GIVEN DATA:
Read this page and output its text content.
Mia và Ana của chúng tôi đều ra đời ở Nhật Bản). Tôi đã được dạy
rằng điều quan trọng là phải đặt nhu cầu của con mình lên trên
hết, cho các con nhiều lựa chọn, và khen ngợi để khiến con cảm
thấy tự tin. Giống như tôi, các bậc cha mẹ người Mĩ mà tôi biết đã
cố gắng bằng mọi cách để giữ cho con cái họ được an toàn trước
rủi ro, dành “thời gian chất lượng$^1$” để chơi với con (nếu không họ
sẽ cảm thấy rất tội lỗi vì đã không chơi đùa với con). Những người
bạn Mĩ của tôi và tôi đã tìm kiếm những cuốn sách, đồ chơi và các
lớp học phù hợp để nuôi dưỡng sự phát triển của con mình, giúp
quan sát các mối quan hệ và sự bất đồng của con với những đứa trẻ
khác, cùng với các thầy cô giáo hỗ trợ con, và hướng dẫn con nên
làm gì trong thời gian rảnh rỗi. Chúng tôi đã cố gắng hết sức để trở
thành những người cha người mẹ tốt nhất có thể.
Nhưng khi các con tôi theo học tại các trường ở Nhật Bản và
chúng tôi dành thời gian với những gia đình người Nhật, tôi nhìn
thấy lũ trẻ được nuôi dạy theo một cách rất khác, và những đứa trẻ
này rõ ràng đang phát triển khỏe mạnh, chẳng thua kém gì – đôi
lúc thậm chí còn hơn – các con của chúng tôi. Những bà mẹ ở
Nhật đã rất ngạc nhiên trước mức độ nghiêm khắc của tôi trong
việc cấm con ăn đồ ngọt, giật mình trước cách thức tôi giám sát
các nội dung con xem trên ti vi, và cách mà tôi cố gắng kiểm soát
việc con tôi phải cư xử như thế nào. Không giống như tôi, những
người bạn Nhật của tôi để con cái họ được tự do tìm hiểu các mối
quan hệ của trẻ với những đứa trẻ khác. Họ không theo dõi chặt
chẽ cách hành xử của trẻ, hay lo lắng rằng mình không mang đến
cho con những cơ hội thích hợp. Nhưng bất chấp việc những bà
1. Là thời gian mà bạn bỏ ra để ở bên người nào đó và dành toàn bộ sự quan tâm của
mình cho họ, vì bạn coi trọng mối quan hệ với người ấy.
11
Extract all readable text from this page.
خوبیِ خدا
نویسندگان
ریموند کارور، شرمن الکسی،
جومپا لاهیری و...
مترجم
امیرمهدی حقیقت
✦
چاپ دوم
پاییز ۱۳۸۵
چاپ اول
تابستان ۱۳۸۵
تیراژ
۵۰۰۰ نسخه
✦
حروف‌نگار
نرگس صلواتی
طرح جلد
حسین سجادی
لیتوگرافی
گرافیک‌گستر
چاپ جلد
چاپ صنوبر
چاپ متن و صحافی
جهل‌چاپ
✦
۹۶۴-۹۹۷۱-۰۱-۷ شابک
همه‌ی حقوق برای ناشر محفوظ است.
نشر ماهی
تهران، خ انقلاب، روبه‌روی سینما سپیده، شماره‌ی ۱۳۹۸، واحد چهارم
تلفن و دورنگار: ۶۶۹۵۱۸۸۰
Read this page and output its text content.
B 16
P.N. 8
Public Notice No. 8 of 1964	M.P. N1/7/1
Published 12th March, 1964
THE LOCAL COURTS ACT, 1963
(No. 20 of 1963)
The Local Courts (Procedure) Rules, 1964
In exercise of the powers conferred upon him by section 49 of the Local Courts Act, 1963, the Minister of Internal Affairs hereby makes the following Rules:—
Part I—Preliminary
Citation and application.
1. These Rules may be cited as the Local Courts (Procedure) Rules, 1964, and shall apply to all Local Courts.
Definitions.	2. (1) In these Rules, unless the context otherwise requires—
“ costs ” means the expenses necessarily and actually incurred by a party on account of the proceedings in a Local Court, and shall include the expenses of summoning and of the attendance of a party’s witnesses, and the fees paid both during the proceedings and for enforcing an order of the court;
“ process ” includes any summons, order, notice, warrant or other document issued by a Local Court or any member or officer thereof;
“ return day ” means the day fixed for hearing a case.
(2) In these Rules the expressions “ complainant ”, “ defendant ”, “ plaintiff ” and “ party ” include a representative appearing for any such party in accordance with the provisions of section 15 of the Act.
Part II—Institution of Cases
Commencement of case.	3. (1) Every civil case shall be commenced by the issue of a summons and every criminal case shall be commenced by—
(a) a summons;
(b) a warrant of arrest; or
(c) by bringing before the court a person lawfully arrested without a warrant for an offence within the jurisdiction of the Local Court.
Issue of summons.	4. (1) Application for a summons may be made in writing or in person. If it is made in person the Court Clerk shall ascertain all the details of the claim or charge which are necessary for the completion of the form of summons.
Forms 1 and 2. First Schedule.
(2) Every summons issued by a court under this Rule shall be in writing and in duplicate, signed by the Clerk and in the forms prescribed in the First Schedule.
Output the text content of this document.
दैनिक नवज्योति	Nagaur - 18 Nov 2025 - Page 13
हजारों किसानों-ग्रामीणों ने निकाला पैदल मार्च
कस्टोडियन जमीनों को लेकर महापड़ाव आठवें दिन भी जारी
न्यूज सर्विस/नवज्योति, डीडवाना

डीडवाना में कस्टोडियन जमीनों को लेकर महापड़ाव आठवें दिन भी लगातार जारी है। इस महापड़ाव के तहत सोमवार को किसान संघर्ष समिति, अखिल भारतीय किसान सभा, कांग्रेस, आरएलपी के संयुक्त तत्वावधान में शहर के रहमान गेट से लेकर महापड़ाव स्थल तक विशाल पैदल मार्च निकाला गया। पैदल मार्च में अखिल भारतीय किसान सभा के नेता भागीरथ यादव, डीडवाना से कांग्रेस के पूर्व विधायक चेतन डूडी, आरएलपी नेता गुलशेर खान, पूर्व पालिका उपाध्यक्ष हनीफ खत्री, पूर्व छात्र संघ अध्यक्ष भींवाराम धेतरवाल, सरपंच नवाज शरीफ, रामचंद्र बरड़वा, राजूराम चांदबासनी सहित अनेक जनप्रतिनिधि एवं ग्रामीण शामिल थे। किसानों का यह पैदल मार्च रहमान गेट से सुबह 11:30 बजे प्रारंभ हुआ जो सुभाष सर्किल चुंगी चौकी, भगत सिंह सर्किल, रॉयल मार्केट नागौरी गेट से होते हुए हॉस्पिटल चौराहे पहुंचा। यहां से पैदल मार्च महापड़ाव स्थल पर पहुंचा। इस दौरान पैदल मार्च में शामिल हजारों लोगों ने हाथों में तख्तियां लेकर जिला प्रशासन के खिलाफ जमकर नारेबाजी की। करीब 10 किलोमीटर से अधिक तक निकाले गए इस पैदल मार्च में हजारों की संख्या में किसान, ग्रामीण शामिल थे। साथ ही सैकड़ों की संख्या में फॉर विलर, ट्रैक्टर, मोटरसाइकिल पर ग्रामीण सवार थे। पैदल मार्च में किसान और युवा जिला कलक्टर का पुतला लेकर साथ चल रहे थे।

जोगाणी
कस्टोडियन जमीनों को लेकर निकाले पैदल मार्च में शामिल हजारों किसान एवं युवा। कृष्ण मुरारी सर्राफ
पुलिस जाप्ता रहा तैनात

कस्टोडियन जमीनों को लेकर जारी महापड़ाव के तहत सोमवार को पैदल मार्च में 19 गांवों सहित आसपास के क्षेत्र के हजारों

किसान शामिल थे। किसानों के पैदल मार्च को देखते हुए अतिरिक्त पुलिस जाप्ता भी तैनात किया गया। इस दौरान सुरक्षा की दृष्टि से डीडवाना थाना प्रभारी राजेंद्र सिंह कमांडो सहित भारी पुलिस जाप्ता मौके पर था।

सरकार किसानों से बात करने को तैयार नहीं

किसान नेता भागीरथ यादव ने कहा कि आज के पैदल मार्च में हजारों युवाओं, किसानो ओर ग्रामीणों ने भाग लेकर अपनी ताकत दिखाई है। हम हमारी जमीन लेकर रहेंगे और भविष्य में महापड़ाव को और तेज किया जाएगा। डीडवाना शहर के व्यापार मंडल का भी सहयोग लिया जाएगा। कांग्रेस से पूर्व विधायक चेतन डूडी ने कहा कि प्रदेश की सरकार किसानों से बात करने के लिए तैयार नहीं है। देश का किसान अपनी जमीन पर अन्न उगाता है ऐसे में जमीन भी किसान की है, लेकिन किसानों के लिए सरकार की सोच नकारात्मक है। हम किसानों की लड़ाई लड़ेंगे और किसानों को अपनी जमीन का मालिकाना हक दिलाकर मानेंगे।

PROBLEM STATEMENT: Look through the data above. Each line containing the word "Schedule" needs to be copied.

FINISHED ANSWER:
Forms 1 and 2. First Schedule.
(2) Every summons issued by a court under this Rule shall be in writing and in duplicate, signed by the Clerk and in the forms prescribed in the First Schedule.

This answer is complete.